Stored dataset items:
=====

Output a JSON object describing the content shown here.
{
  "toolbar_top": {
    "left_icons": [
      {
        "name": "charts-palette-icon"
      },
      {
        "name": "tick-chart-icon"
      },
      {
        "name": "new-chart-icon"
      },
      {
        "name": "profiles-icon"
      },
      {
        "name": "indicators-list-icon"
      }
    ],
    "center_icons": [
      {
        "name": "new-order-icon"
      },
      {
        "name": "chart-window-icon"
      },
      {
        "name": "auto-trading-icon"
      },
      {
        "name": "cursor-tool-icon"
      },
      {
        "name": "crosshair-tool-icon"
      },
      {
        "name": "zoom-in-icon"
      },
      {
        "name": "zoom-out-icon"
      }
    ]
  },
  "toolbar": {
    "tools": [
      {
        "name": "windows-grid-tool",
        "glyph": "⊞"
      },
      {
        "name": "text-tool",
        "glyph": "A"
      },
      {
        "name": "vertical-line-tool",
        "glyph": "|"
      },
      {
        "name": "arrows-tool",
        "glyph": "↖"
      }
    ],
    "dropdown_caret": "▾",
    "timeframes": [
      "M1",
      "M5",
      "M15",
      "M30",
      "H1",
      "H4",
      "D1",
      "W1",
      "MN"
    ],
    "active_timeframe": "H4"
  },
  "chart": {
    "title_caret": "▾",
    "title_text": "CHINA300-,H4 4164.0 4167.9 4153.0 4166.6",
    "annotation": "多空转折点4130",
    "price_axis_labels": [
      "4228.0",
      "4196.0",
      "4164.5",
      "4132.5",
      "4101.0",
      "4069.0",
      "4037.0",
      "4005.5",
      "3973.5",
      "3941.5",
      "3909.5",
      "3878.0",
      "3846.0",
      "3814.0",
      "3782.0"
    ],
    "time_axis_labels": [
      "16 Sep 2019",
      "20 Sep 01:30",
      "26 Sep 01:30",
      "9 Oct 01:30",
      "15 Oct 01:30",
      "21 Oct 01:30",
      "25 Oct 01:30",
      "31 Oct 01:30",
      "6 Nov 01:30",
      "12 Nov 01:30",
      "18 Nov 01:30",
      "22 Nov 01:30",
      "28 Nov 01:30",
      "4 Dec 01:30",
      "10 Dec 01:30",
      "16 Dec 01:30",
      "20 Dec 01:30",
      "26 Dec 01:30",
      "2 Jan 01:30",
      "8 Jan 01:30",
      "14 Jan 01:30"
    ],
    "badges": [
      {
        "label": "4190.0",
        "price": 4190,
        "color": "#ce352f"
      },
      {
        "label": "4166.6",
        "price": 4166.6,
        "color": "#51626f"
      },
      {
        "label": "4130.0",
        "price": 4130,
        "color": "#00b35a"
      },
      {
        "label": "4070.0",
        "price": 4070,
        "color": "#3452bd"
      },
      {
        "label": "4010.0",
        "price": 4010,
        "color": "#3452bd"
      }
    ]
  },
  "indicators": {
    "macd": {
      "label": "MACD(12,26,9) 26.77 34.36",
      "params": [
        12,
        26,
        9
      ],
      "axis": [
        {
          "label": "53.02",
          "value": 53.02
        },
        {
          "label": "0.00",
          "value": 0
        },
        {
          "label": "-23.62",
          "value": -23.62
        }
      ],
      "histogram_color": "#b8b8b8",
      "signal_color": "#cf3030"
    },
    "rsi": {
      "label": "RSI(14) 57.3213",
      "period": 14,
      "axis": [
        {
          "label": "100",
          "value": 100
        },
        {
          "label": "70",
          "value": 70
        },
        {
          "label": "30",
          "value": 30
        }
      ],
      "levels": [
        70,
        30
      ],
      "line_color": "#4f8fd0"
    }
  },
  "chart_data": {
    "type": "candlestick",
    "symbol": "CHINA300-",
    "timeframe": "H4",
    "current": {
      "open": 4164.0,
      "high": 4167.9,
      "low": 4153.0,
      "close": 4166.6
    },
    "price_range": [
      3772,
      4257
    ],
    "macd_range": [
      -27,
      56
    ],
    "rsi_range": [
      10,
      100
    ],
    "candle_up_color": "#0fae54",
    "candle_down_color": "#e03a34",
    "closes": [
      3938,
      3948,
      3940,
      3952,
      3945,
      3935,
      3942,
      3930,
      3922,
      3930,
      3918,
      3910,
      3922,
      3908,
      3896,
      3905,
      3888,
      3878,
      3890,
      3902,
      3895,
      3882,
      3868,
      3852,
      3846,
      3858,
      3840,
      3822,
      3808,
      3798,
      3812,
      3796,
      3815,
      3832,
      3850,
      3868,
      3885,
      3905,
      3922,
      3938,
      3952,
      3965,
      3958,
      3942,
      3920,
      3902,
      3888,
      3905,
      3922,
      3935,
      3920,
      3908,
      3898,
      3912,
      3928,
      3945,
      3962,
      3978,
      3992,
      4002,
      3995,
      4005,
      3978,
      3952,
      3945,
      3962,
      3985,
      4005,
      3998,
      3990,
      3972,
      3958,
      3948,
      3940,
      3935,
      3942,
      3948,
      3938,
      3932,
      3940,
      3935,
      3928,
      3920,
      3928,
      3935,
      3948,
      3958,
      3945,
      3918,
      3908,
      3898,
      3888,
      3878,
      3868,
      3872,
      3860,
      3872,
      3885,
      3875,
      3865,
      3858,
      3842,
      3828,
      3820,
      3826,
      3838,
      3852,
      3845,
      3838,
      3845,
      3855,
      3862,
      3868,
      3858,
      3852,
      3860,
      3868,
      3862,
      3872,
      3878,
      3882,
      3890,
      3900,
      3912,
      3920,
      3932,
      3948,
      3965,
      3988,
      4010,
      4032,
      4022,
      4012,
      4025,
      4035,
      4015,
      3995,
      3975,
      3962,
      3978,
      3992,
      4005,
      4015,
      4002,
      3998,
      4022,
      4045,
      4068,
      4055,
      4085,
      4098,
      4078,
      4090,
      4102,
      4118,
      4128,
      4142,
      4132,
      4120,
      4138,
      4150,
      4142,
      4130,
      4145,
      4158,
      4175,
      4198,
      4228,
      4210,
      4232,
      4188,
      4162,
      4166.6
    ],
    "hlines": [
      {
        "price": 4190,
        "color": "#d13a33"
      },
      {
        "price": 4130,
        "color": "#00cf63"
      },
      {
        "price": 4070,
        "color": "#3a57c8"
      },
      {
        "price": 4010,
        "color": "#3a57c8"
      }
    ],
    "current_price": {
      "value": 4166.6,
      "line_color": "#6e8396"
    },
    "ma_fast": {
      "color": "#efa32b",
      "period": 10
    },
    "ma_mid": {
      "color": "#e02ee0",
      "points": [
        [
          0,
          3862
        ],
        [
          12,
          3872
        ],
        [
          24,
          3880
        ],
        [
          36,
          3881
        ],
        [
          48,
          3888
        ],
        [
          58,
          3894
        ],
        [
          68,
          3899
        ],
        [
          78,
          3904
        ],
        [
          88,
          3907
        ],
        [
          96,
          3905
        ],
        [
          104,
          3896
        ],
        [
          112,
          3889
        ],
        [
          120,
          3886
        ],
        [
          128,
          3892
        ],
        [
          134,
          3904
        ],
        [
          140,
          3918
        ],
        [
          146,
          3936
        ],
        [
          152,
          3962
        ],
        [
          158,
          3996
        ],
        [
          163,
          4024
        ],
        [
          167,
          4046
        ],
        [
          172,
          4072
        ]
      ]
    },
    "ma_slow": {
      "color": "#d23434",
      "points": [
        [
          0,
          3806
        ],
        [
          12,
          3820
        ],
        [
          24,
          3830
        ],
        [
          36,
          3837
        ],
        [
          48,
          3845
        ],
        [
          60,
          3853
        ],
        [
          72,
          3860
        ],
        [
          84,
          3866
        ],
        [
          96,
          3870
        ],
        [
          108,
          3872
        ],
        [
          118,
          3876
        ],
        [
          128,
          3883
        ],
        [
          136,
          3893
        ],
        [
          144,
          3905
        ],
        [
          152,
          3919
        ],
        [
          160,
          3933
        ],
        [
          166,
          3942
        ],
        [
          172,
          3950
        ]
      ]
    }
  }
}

=====

TASK TO COMPLETE
How many lines in the records above contain the word "indicators"? Give only the number.

EXERCISE RESULT
2